> [Do this]: Using the entries that follow, count the lines containing the word "Received" and give that number by itself.

Records about charts and figures:
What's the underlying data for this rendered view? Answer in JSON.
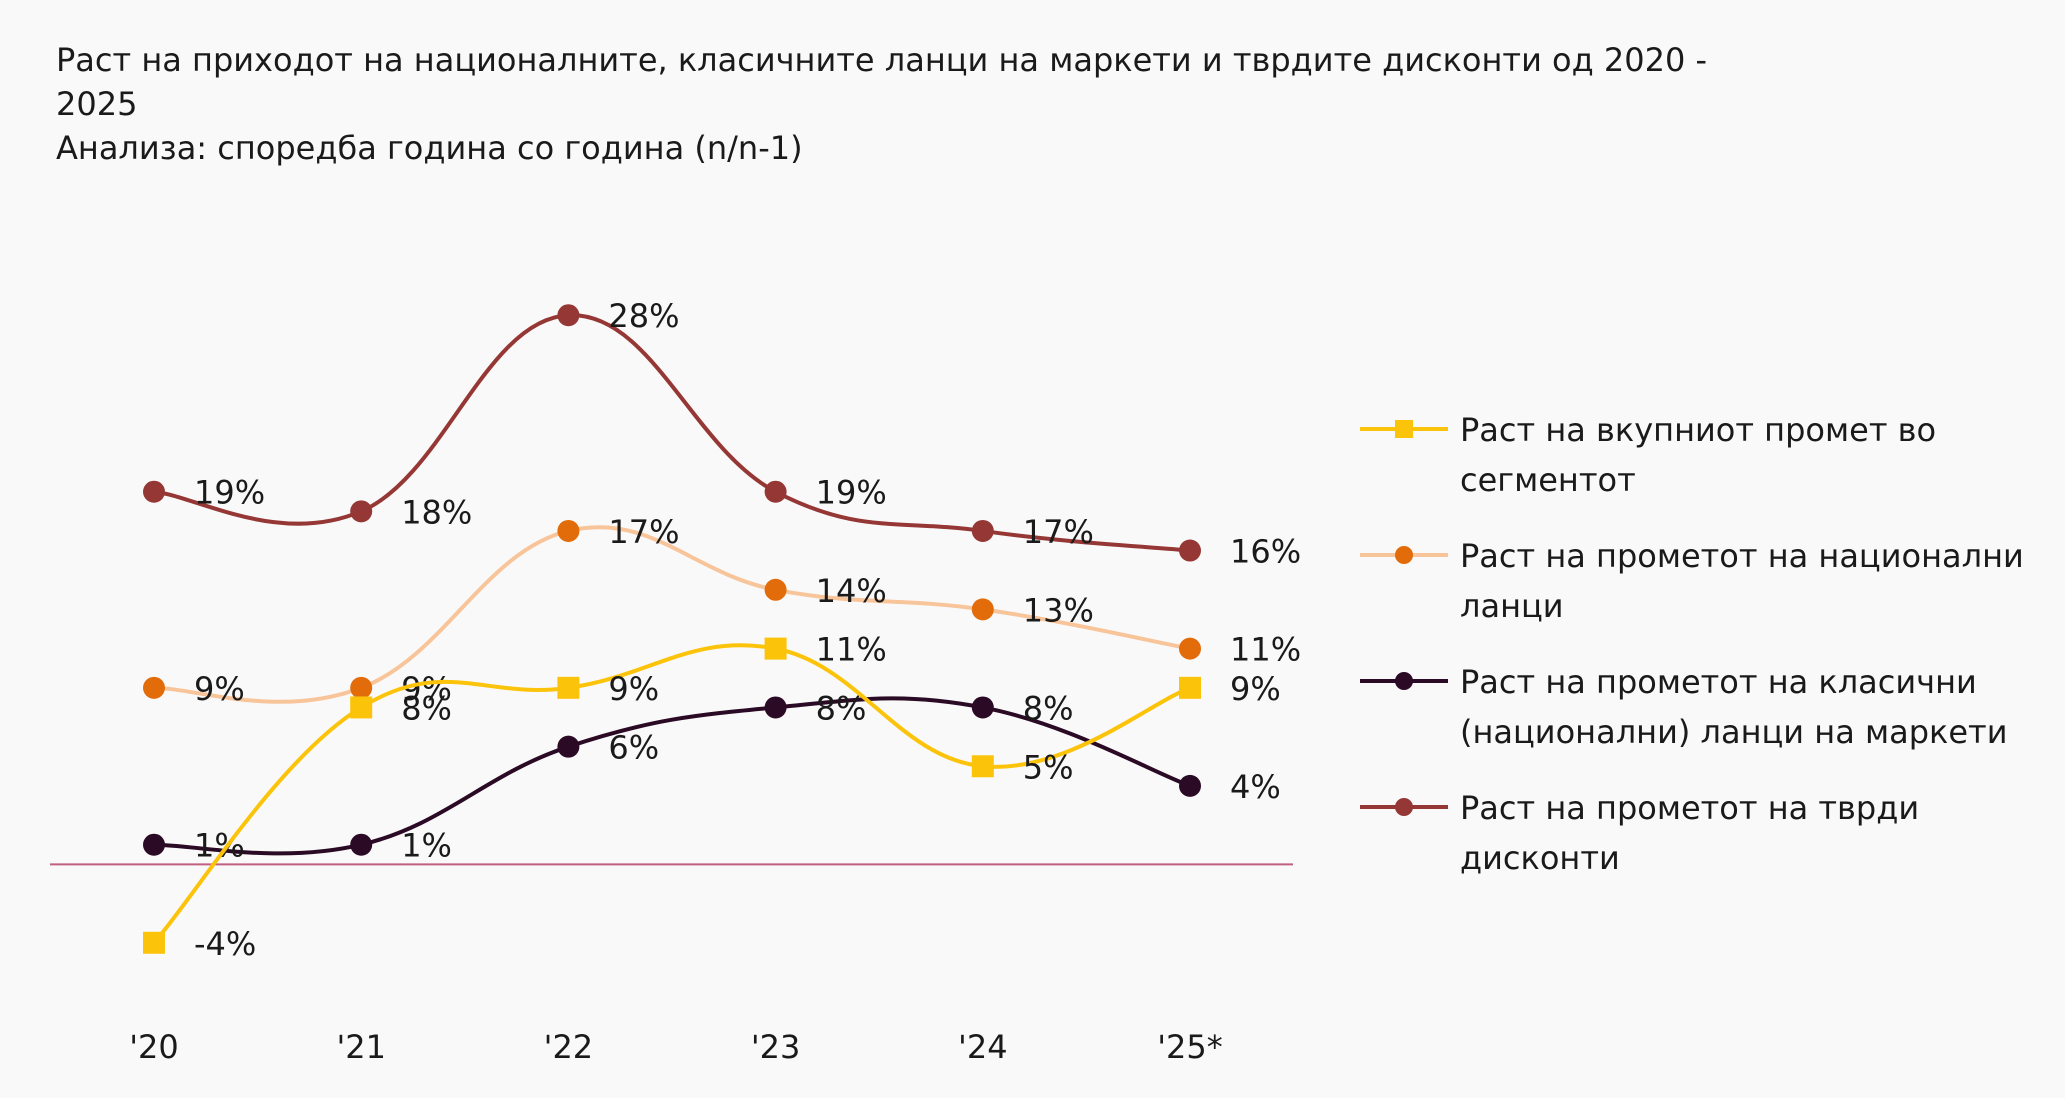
{
  "title": {
    "line1": "Раст на приходот на националните, класичните ланци на маркети и тврдите дисконти од 2020 -",
    "line2": "2025",
    "line3": "Анализа: споредба година со година (n/n-1)"
  },
  "chart_data": {
    "type": "line",
    "categories": [
      "'20",
      "'21",
      "'22",
      "'23",
      "'24",
      "'25*"
    ],
    "ylim": [
      -6,
      30
    ],
    "series": [
      {
        "name": "Раст на вкупниот промет во сегментот",
        "color": "#fcc30b",
        "marker": "square",
        "values": [
          -4,
          8,
          9,
          11,
          5,
          9
        ],
        "labels": [
          "-4%",
          "8%",
          "9%",
          "11%",
          "5%",
          "9%"
        ]
      },
      {
        "name": "Раст на прометот на национални ланци",
        "color": "#f8c59a",
        "markerColor": "#e36c0a",
        "marker": "circle",
        "values": [
          9,
          9,
          17,
          14,
          13,
          11
        ],
        "labels": [
          "9%",
          "9%",
          "17%",
          "14%",
          "13%",
          "11%"
        ]
      },
      {
        "name": "Раст на прометот на класични (национални) ланци на маркети",
        "color": "#2a0a24",
        "marker": "circle",
        "values": [
          1,
          1,
          6,
          8,
          8,
          4
        ],
        "labels": [
          "1%",
          "1%",
          "6%",
          "8%",
          "8%",
          "4%"
        ]
      },
      {
        "name": "Раст на прометот на тврди дисконти",
        "color": "#953735",
        "marker": "circle",
        "values": [
          19,
          18,
          28,
          19,
          17,
          16
        ],
        "labels": [
          "19%",
          "18%",
          "28%",
          "19%",
          "17%",
          "16%"
        ]
      }
    ],
    "zero_line_color": "#c06080"
  },
  "legend": {
    "items": [
      {
        "line1": "Раст на вкупниот промет во",
        "line2": "сегментот"
      },
      {
        "line1": "Раст на прометот на национални",
        "line2": "ланци"
      },
      {
        "line1": "Раст на прометот на класични",
        "line2": "(национални) ланци на маркети"
      },
      {
        "line1": "Раст на прометот на тврди",
        "line2": "дисконти"
      }
    ]
  }
}
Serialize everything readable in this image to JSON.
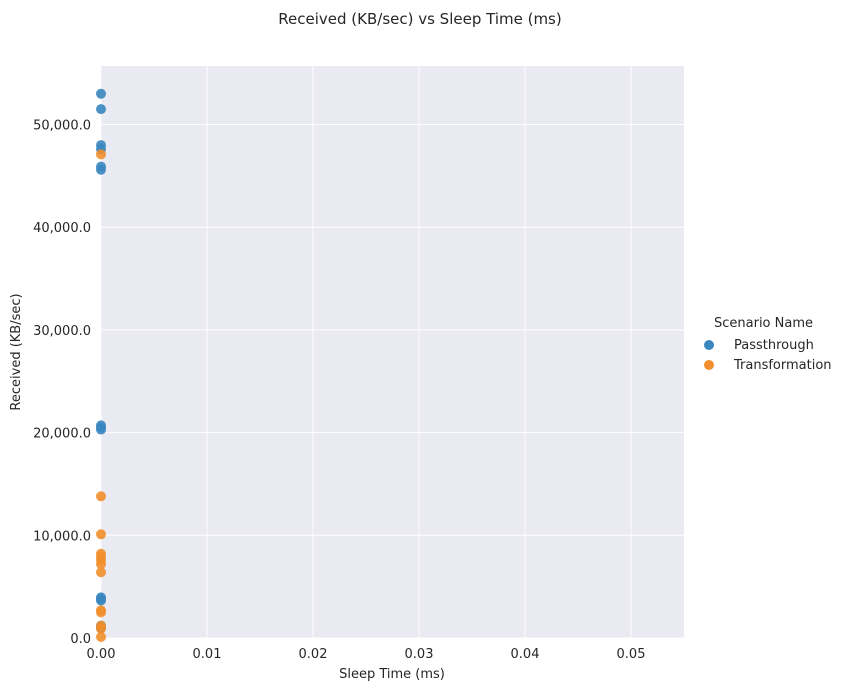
{
  "chart_data": {
    "type": "scatter",
    "title": "Received (KB/sec) vs Sleep Time (ms)",
    "xlabel": "Sleep Time (ms)",
    "ylabel": "Received (KB/sec)",
    "xlim": [
      0,
      0.055
    ],
    "ylim": [
      0,
      55700
    ],
    "xticks": [
      0.0,
      0.01,
      0.02,
      0.03,
      0.04,
      0.05
    ],
    "xtick_labels": [
      "0.00",
      "0.01",
      "0.02",
      "0.03",
      "0.04",
      "0.05"
    ],
    "yticks": [
      0,
      10000,
      20000,
      30000,
      40000,
      50000
    ],
    "ytick_labels": [
      "0.0",
      "10,000.0",
      "20,000.0",
      "30,000.0",
      "40,000.0",
      "50,000.0"
    ],
    "grid": true,
    "legend": {
      "title": "Scenario Name",
      "placement": "right"
    },
    "series": [
      {
        "name": "Passthrough",
        "color": "#3a86bf",
        "points": [
          {
            "x": 0,
            "y": 53000
          },
          {
            "x": 0,
            "y": 51500
          },
          {
            "x": 0,
            "y": 48000
          },
          {
            "x": 0,
            "y": 47600
          },
          {
            "x": 0,
            "y": 45900
          },
          {
            "x": 0,
            "y": 45600
          },
          {
            "x": 0,
            "y": 20700
          },
          {
            "x": 0,
            "y": 20500
          },
          {
            "x": 0,
            "y": 20300
          },
          {
            "x": 0,
            "y": 3950
          },
          {
            "x": 0,
            "y": 3800
          },
          {
            "x": 0,
            "y": 3650
          },
          {
            "x": 0,
            "y": 1200
          },
          {
            "x": 0,
            "y": 1100
          },
          {
            "x": 0,
            "y": 1000
          }
        ]
      },
      {
        "name": "Transformation",
        "color": "#f28e2b",
        "points": [
          {
            "x": 0,
            "y": 47100
          },
          {
            "x": 0,
            "y": 13800
          },
          {
            "x": 0,
            "y": 10100
          },
          {
            "x": 0,
            "y": 8200
          },
          {
            "x": 0,
            "y": 7900
          },
          {
            "x": 0,
            "y": 7600
          },
          {
            "x": 0,
            "y": 7200
          },
          {
            "x": 0,
            "y": 6400
          },
          {
            "x": 0,
            "y": 2700
          },
          {
            "x": 0,
            "y": 2500
          },
          {
            "x": 0,
            "y": 1200
          },
          {
            "x": 0,
            "y": 900
          },
          {
            "x": 0,
            "y": 100
          }
        ]
      }
    ]
  }
}
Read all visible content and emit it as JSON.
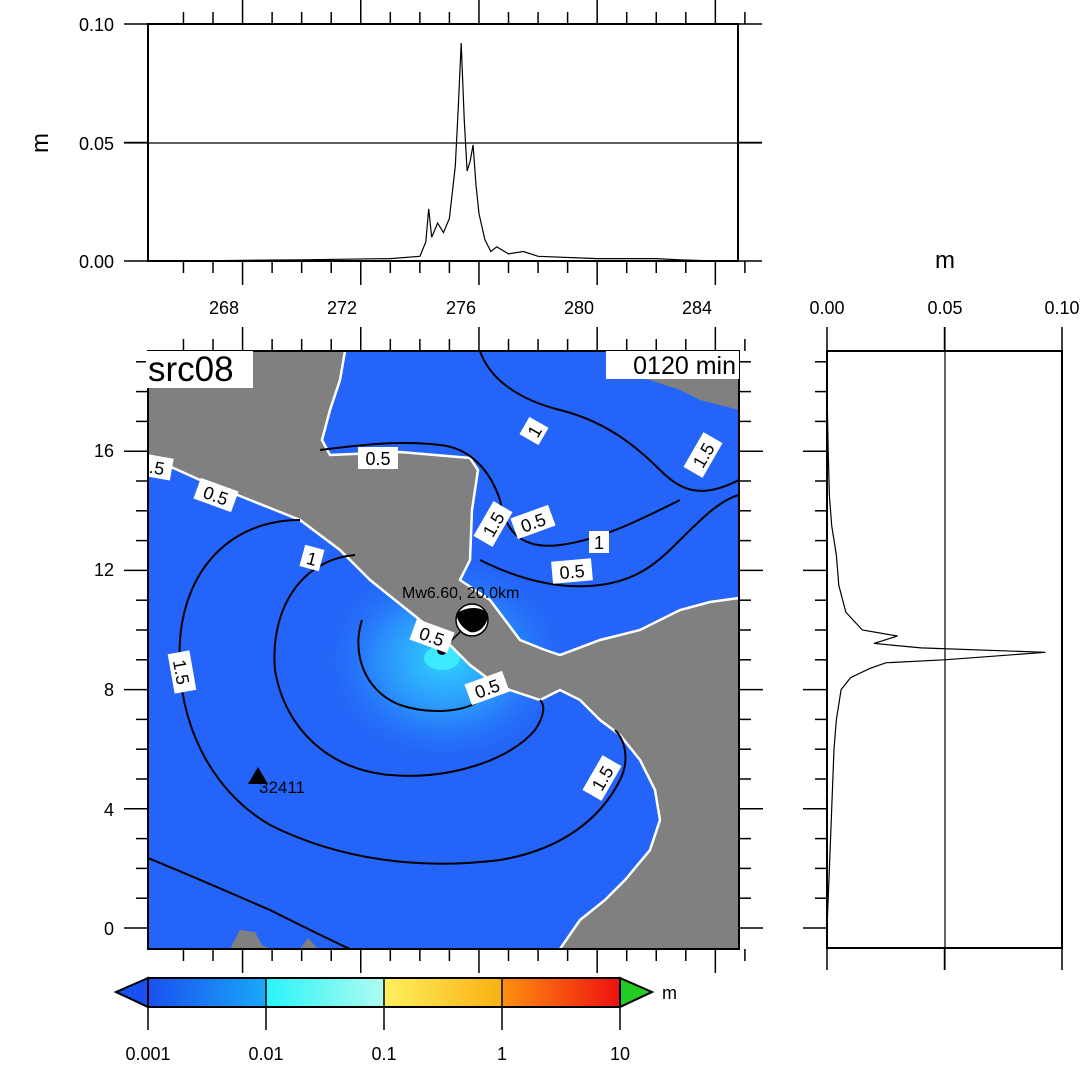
{
  "top_profile": {
    "y_unit": "m",
    "y_ticks": [
      "0.00",
      "0.05",
      "0.10"
    ],
    "x_ticks": [
      "268",
      "272",
      "276",
      "280",
      "284"
    ],
    "curve": [
      [
        266,
        0.0
      ],
      [
        270,
        0.0005
      ],
      [
        273,
        0.001
      ],
      [
        274,
        0.002
      ],
      [
        274.2,
        0.008
      ],
      [
        274.3,
        0.022
      ],
      [
        274.4,
        0.01
      ],
      [
        274.6,
        0.016
      ],
      [
        274.8,
        0.012
      ],
      [
        275,
        0.018
      ],
      [
        275.2,
        0.04
      ],
      [
        275.3,
        0.065
      ],
      [
        275.4,
        0.092
      ],
      [
        275.5,
        0.06
      ],
      [
        275.6,
        0.038
      ],
      [
        275.7,
        0.042
      ],
      [
        275.8,
        0.049
      ],
      [
        275.9,
        0.032
      ],
      [
        276,
        0.02
      ],
      [
        276.2,
        0.009
      ],
      [
        276.4,
        0.004
      ],
      [
        276.6,
        0.006
      ],
      [
        277,
        0.003
      ],
      [
        277.5,
        0.004
      ],
      [
        278,
        0.002
      ],
      [
        280,
        0.001
      ],
      [
        282,
        0.001
      ],
      [
        282.8,
        0.0005
      ],
      [
        284,
        0.0
      ]
    ]
  },
  "right_profile": {
    "x_unit": "m",
    "x_ticks": [
      "0.00",
      "0.05",
      "0.10"
    ],
    "curve": [
      [
        0,
        0.0
      ],
      [
        0.001,
        2
      ],
      [
        0.002,
        4
      ],
      [
        0.003,
        6
      ],
      [
        0.004,
        7
      ],
      [
        0.006,
        8
      ],
      [
        0.01,
        8.4
      ],
      [
        0.018,
        8.7
      ],
      [
        0.025,
        8.9
      ],
      [
        0.05,
        9.0
      ],
      [
        0.093,
        9.25
      ],
      [
        0.04,
        9.4
      ],
      [
        0.02,
        9.55
      ],
      [
        0.03,
        9.8
      ],
      [
        0.015,
        10.0
      ],
      [
        0.008,
        10.6
      ],
      [
        0.005,
        11.5
      ],
      [
        0.004,
        12.5
      ],
      [
        0.002,
        13.5
      ],
      [
        0.001,
        14.5
      ],
      [
        0.0005,
        16
      ],
      [
        0,
        18
      ]
    ]
  },
  "map": {
    "title": "src08",
    "time_label": "0120 min",
    "lat_ticks": [
      "0",
      "4",
      "8",
      "12",
      "16"
    ],
    "epicenter_label": "Mw6.60, 20.0km",
    "station": "32411",
    "contour_labels": [
      {
        "text": "1",
        "rot": -60
      },
      {
        "text": "1.5",
        "rot": -60
      },
      {
        "text": "0.5",
        "rot": 0
      },
      {
        "text": ".5",
        "rot": 10
      },
      {
        "text": "0.5",
        "rot": 20
      },
      {
        "text": "1",
        "rot": 15
      },
      {
        "text": "1.5",
        "rot": 80
      },
      {
        "text": "1.5",
        "rot": -60
      },
      {
        "text": "0.5",
        "rot": -20
      },
      {
        "text": "1",
        "rot": 0
      },
      {
        "text": "0.5",
        "rot": -5
      },
      {
        "text": "1.5",
        "rot": -60
      },
      {
        "text": "0.5",
        "rot": 20
      },
      {
        "text": "0.5",
        "rot": -20
      }
    ],
    "colors": {
      "ocean": "#2464f8",
      "land": "#808080",
      "near_field": "#22d8ff"
    }
  },
  "colorbar": {
    "unit": "m",
    "ticks": [
      "0.001",
      "0.01",
      "0.1",
      "1",
      "10"
    ],
    "colors": [
      "#2464f8",
      "#28f4f8",
      "#f8d020",
      "#ff8010",
      "#ee1010",
      "#22cc22"
    ]
  }
}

> [Complete output]: 2